Goal: Print the entire listing. Each line must match the original exactly.

_ _ _ _ _ _ _

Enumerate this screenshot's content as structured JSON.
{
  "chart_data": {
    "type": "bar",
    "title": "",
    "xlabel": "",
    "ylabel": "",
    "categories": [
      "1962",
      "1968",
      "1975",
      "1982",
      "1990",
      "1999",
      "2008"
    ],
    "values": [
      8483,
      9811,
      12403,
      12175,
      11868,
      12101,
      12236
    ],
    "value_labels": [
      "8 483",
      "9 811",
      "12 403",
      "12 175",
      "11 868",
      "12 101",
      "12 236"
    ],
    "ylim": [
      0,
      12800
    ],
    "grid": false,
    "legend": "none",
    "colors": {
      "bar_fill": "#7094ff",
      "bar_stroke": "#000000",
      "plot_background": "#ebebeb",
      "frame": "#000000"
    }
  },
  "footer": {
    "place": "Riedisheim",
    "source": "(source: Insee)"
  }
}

_ _ _ _ _ _ _

Finished task:
Enumerate this screenshot's content as structured JSON.
{
  "chart_data": {
    "type": "bar",
    "title": "",
    "xlabel": "",
    "ylabel": "",
    "categories": [
      "1962",
      "1968",
      "1975",
      "1982",
      "1990",
      "1999",
      "2008"
    ],
    "values": [
      8483,
      9811,
      12403,
      12175,
      11868,
      12101,
      12236
    ],
    "value_labels": [
      "8 483",
      "9 811",
      "12 403",
      "12 175",
      "11 868",
      "12 101",
      "12 236"
    ],
    "ylim": [
      0,
      12800
    ],
    "grid": false,
    "legend": "none",
    "colors": {
      "bar_fill": "#7094ff",
      "bar_stroke": "#000000",
      "plot_background": "#ebebeb",
      "frame": "#000000"
    }
  },
  "footer": {
    "place": "Riedisheim",
    "source": "(source: Insee)"
  }
}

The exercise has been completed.